:: Exercise input ::

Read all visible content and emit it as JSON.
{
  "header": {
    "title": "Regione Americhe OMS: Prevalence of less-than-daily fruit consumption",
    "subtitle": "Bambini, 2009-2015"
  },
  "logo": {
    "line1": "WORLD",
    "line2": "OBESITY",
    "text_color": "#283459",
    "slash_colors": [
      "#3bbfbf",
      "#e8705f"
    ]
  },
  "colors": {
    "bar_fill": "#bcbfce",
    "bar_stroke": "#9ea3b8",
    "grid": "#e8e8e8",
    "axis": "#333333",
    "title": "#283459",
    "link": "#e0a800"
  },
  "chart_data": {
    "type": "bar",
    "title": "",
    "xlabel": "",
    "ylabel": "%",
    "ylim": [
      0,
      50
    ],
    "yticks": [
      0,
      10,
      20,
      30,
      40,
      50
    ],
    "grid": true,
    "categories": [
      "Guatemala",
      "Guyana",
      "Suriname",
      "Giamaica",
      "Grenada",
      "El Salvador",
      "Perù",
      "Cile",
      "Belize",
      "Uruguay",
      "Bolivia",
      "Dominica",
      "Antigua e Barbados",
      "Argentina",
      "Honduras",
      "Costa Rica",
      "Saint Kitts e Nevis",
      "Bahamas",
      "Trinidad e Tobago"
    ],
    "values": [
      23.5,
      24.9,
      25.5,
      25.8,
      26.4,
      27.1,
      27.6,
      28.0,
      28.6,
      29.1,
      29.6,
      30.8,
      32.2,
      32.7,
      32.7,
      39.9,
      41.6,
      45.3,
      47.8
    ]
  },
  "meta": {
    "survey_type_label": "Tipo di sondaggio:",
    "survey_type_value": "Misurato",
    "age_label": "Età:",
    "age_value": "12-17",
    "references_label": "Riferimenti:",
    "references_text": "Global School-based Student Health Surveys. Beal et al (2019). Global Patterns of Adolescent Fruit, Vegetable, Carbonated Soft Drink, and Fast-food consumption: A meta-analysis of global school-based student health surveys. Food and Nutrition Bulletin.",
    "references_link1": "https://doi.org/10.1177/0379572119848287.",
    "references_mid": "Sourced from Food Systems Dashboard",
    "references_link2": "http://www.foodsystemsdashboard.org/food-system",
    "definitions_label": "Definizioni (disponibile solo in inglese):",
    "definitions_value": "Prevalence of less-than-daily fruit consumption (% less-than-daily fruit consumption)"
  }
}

:::

◆ **Request**
All of the material above needs to be copied exactly.

◆ **The output**
Read all visible content and emit it as JSON.
{
  "header": {
    "title": "Regione Americhe OMS: Prevalence of less-than-daily fruit consumption",
    "subtitle": "Bambini, 2009-2015"
  },
  "logo": {
    "line1": "WORLD",
    "line2": "OBESITY",
    "text_color": "#283459",
    "slash_colors": [
      "#3bbfbf",
      "#e8705f"
    ]
  },
  "colors": {
    "bar_fill": "#bcbfce",
    "bar_stroke": "#9ea3b8",
    "grid": "#e8e8e8",
    "axis": "#333333",
    "title": "#283459",
    "link": "#e0a800"
  },
  "chart_data": {
    "type": "bar",
    "title": "",
    "xlabel": "",
    "ylabel": "%",
    "ylim": [
      0,
      50
    ],
    "yticks": [
      0,
      10,
      20,
      30,
      40,
      50
    ],
    "grid": true,
    "categories": [
      "Guatemala",
      "Guyana",
      "Suriname",
      "Giamaica",
      "Grenada",
      "El Salvador",
      "Perù",
      "Cile",
      "Belize",
      "Uruguay",
      "Bolivia",
      "Dominica",
      "Antigua e Barbados",
      "Argentina",
      "Honduras",
      "Costa Rica",
      "Saint Kitts e Nevis",
      "Bahamas",
      "Trinidad e Tobago"
    ],
    "values": [
      23.5,
      24.9,
      25.5,
      25.8,
      26.4,
      27.1,
      27.6,
      28.0,
      28.6,
      29.1,
      29.6,
      30.8,
      32.2,
      32.7,
      32.7,
      39.9,
      41.6,
      45.3,
      47.8
    ]
  },
  "meta": {
    "survey_type_label": "Tipo di sondaggio:",
    "survey_type_value": "Misurato",
    "age_label": "Età:",
    "age_value": "12-17",
    "references_label": "Riferimenti:",
    "references_text": "Global School-based Student Health Surveys. Beal et al (2019). Global Patterns of Adolescent Fruit, Vegetable, Carbonated Soft Drink, and Fast-food consumption: A meta-analysis of global school-based student health surveys. Food and Nutrition Bulletin.",
    "references_link1": "https://doi.org/10.1177/0379572119848287.",
    "references_mid": "Sourced from Food Systems Dashboard",
    "references_link2": "http://www.foodsystemsdashboard.org/food-system",
    "definitions_label": "Definizioni (disponibile solo in inglese):",
    "definitions_value": "Prevalence of less-than-daily fruit consumption (% less-than-daily fruit consumption)"
  }
}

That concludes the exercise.